> _Written instruction_
Quote, without change, all of the lines that follow.

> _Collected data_
○ ○ ○ ○ ○ ○ ○
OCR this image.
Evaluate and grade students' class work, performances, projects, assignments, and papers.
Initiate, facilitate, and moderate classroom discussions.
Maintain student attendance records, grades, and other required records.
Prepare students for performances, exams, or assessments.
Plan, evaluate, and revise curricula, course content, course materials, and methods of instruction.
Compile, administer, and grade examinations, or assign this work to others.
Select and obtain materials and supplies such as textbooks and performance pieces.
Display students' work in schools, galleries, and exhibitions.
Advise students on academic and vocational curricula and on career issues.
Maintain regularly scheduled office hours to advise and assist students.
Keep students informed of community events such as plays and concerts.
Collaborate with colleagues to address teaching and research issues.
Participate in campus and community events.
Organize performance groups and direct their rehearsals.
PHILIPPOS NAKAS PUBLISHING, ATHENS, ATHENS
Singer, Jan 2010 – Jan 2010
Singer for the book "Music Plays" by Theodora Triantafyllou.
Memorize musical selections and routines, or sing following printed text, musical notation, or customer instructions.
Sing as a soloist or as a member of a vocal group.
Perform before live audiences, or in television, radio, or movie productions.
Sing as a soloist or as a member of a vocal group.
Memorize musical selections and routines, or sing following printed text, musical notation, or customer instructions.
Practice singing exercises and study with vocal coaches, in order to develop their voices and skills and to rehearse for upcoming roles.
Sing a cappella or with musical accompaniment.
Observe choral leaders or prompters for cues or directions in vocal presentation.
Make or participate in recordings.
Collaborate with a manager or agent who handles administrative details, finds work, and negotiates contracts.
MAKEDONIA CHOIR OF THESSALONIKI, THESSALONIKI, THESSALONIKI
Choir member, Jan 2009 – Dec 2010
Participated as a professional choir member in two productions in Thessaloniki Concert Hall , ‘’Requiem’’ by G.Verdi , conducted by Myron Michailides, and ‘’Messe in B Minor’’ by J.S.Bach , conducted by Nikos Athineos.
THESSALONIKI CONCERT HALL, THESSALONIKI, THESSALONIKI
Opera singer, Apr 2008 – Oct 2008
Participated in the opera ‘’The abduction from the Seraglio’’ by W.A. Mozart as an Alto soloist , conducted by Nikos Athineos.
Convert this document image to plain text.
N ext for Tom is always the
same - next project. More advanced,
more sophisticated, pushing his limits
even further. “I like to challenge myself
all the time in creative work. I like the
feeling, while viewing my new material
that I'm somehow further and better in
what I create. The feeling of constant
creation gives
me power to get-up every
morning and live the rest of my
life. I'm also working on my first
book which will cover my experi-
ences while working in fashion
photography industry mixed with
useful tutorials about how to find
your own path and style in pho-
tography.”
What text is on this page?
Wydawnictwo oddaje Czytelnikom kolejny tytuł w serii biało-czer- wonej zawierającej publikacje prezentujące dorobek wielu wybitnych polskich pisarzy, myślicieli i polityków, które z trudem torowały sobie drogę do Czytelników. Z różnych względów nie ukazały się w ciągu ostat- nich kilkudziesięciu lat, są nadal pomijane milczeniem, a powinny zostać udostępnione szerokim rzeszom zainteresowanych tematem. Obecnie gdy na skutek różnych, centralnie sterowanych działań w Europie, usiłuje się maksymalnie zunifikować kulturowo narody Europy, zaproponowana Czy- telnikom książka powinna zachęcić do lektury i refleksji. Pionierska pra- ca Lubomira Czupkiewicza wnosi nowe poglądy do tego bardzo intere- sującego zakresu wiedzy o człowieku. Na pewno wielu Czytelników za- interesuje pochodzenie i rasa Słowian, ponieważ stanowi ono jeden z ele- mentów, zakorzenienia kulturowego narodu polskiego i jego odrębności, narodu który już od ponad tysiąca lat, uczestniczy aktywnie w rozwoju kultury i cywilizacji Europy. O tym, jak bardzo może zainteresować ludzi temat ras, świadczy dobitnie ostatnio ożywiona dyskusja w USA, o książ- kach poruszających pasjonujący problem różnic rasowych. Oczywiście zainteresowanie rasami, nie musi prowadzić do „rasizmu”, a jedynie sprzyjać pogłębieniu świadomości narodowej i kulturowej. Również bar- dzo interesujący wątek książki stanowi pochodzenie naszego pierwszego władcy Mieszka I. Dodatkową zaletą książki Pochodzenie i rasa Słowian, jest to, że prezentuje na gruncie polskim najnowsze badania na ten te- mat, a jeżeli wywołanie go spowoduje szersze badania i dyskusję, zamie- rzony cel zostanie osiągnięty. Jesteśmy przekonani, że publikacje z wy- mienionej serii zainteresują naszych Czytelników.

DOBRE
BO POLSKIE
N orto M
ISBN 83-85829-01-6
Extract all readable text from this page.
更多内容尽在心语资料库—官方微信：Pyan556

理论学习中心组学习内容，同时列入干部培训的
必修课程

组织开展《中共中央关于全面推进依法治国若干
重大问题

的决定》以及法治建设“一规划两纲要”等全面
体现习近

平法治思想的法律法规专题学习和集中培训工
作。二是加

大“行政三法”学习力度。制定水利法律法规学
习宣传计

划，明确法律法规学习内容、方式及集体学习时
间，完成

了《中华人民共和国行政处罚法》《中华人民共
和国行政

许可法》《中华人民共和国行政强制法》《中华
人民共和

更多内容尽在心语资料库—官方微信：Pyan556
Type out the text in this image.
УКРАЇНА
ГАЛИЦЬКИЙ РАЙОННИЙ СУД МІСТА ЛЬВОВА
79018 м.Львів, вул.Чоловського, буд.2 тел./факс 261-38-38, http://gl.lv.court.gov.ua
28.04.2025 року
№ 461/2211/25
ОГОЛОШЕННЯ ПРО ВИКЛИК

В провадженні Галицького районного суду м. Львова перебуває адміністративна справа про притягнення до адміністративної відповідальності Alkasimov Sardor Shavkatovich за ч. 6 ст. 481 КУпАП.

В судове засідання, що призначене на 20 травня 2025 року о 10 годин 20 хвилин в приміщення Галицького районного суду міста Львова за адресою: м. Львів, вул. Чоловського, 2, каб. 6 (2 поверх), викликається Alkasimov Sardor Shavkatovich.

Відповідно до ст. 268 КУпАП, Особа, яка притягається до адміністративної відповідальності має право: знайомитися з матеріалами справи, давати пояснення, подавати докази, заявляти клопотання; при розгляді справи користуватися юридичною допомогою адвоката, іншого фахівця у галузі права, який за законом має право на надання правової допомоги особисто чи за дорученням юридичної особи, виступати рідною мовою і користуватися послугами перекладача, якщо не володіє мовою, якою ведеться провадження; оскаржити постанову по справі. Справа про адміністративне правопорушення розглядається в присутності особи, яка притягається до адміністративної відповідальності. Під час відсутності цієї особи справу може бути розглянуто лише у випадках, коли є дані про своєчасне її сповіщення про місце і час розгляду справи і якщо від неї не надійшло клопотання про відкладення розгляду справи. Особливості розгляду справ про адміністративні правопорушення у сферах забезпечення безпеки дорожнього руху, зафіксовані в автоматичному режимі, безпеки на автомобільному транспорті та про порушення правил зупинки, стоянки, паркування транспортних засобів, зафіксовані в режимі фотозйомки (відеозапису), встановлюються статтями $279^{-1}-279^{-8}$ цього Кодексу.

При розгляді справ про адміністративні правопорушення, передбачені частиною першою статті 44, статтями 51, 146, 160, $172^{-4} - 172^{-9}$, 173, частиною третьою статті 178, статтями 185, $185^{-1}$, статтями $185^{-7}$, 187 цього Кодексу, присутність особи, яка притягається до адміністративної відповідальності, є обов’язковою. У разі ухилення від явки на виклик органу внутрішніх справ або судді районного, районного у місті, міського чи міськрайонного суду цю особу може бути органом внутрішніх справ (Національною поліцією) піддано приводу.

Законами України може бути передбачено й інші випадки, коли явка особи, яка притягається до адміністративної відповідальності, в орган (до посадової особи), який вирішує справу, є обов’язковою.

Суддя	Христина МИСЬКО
○ ○ ○ ○ ○ ○ ○
> _Reply to the exercise_
OCR this image.
Evaluate and grade students' class work, performances, projects, assignments, and papers.
Initiate, facilitate, and moderate classroom discussions.
Maintain student attendance records, grades, and other required records.
Prepare students for performances, exams, or assessments.
Plan, evaluate, and revise curricula, course content, course materials, and methods of instruction.
Compile, administer, and grade examinations, or assign this work to others.
Select and obtain materials and supplies such as textbooks and performance pieces.
Display students' work in schools, galleries, and exhibitions.
Advise students on academic and vocational curricula and on career issues.
Maintain regularly scheduled office hours to advise and assist students.
Keep students informed of community events such as plays and concerts.
Collaborate with colleagues to address teaching and research issues.
Participate in campus and community events.
Organize performance groups and direct their rehearsals.
PHILIPPOS NAKAS PUBLISHING, ATHENS, ATHENS
Singer, Jan 2010 – Jan 2010
Singer for the book "Music Plays" by Theodora Triantafyllou.
Memorize musical selections and routines, or sing following printed text, musical notation, or customer instructions.
Sing as a soloist or as a member of a vocal group.
Perform before live audiences, or in television, radio, or movie productions.
Sing as a soloist or as a member of a vocal group.
Memorize musical selections and routines, or sing following printed text, musical notation, or customer instructions.
Practice singing exercises and study with vocal coaches, in order to develop their voices and skills and to rehearse for upcoming roles.
Sing a cappella or with musical accompaniment.
Observe choral leaders or prompters for cues or directions in vocal presentation.
Make or participate in recordings.
Collaborate with a manager or agent who handles administrative details, finds work, and negotiates contracts.
MAKEDONIA CHOIR OF THESSALONIKI, THESSALONIKI, THESSALONIKI
Choir member, Jan 2009 – Dec 2010
Participated as a professional choir member in two productions in Thessaloniki Concert Hall , ‘’Requiem’’ by G.Verdi , conducted by Myron Michailides, and ‘’Messe in B Minor’’ by J.S.Bach , conducted by Nikos Athineos.
THESSALONIKI CONCERT HALL, THESSALONIKI, THESSALONIKI
Opera singer, Apr 2008 – Oct 2008
Participated in the opera ‘’The abduction from the Seraglio’’ by W.A. Mozart as an Alto soloist , conducted by Nikos Athineos.
Convert this document image to plain text.
N ext for Tom is always the
same - next project. More advanced,
more sophisticated, pushing his limits
even further. “I like to challenge myself
all the time in creative work. I like the
feeling, while viewing my new material
that I'm somehow further and better in
what I create. The feeling of constant
creation gives
me power to get-up every
morning and live the rest of my
life. I'm also working on my first
book which will cover my experi-
ences while working in fashion
photography industry mixed with
useful tutorials about how to find
your own path and style in pho-
tography.”
What text is on this page?
Wydawnictwo oddaje Czytelnikom kolejny tytuł w serii biało-czer- wonej zawierającej publikacje prezentujące dorobek wielu wybitnych polskich pisarzy, myślicieli i polityków, które z trudem torowały sobie drogę do Czytelników. Z różnych względów nie ukazały się w ciągu ostat- nich kilkudziesięciu lat, są nadal pomijane milczeniem, a powinny zostać udostępnione szerokim rzeszom zainteresowanych tematem. Obecnie gdy na skutek różnych, centralnie sterowanych działań w Europie, usiłuje się maksymalnie zunifikować kulturowo narody Europy, zaproponowana Czy- telnikom książka powinna zachęcić do lektury i refleksji. Pionierska pra- ca Lubomira Czupkiewicza wnosi nowe poglądy do tego bardzo intere- sującego zakresu wiedzy o człowieku. Na pewno wielu Czytelników za- interesuje pochodzenie i rasa Słowian, ponieważ stanowi ono jeden z ele- mentów, zakorzenienia kulturowego narodu polskiego i jego odrębności, narodu który już od ponad tysiąca lat, uczestniczy aktywnie w rozwoju kultury i cywilizacji Europy. O tym, jak bardzo może zainteresować ludzi temat ras, świadczy dobitnie ostatnio ożywiona dyskusja w USA, o książ- kach poruszających pasjonujący problem różnic rasowych. Oczywiście zainteresowanie rasami, nie musi prowadzić do „rasizmu”, a jedynie sprzyjać pogłębieniu świadomości narodowej i kulturowej. Również bar- dzo interesujący wątek książki stanowi pochodzenie naszego pierwszego władcy Mieszka I. Dodatkową zaletą książki Pochodzenie i rasa Słowian, jest to, że prezentuje na gruncie polskim najnowsze badania na ten te- mat, a jeżeli wywołanie go spowoduje szersze badania i dyskusję, zamie- rzony cel zostanie osiągnięty. Jesteśmy przekonani, że publikacje z wy- mienionej serii zainteresują naszych Czytelników.

DOBRE
BO POLSKIE
N orto M
ISBN 83-85829-01-6
Extract all readable text from this page.
更多内容尽在心语资料库—官方微信：Pyan556

理论学习中心组学习内容，同时列入干部培训的
必修课程

组织开展《中共中央关于全面推进依法治国若干
重大问题

的决定》以及法治建设“一规划两纲要”等全面
体现习近

平法治思想的法律法规专题学习和集中培训工
作。二是加

大“行政三法”学习力度。制定水利法律法规学
习宣传计

划，明确法律法规学习内容、方式及集体学习时
间，完成

了《中华人民共和国行政处罚法》《中华人民共
和国行政

许可法》《中华人民共和国行政强制法》《中华
人民共和

更多内容尽在心语资料库—官方微信：Pyan556
Type out the text in this image.
УКРАЇНА
ГАЛИЦЬКИЙ РАЙОННИЙ СУД МІСТА ЛЬВОВА
79018 м.Львів, вул.Чоловського, буд.2 тел./факс 261-38-38, http://gl.lv.court.gov.ua
28.04.2025 року
№ 461/2211/25
ОГОЛОШЕННЯ ПРО ВИКЛИК

В провадженні Галицького районного суду м. Львова перебуває адміністративна справа про притягнення до адміністративної відповідальності Alkasimov Sardor Shavkatovich за ч. 6 ст. 481 КУпАП.

В судове засідання, що призначене на 20 травня 2025 року о 10 годин 20 хвилин в приміщення Галицького районного суду міста Львова за адресою: м. Львів, вул. Чоловського, 2, каб. 6 (2 поверх), викликається Alkasimov Sardor Shavkatovich.

Відповідно до ст. 268 КУпАП, Особа, яка притягається до адміністративної відповідальності має право: знайомитися з матеріалами справи, давати пояснення, подавати докази, заявляти клопотання; при розгляді справи користуватися юридичною допомогою адвоката, іншого фахівця у галузі права, який за законом має право на надання правової допомоги особисто чи за дорученням юридичної особи, виступати рідною мовою і користуватися послугами перекладача, якщо не володіє мовою, якою ведеться провадження; оскаржити постанову по справі. Справа про адміністративне правопорушення розглядається в присутності особи, яка притягається до адміністративної відповідальності. Під час відсутності цієї особи справу може бути розглянуто лише у випадках, коли є дані про своєчасне її сповіщення про місце і час розгляду справи і якщо від неї не надійшло клопотання про відкладення розгляду справи. Особливості розгляду справ про адміністративні правопорушення у сферах забезпечення безпеки дорожнього руху, зафіксовані в автоматичному режимі, безпеки на автомобільному транспорті та про порушення правил зупинки, стоянки, паркування транспортних засобів, зафіксовані в режимі фотозйомки (відеозапису), встановлюються статтями $279^{-1}-279^{-8}$ цього Кодексу.

При розгляді справ про адміністративні правопорушення, передбачені частиною першою статті 44, статтями 51, 146, 160, $172^{-4} - 172^{-9}$, 173, частиною третьою статті 178, статтями 185, $185^{-1}$, статтями $185^{-7}$, 187 цього Кодексу, присутність особи, яка притягається до адміністративної відповідальності, є обов’язковою. У разі ухилення від явки на виклик органу внутрішніх справ або судді районного, районного у місті, міського чи міськрайонного суду цю особу може бути органом внутрішніх справ (Національною поліцією) піддано приводу.

Законами України може бути передбачено й інші випадки, коли явка особи, яка притягається до адміністративної відповідальності, в орган (до посадової особи), який вирішує справу, є обов’язковою.

Суддя	Христина МИСЬКО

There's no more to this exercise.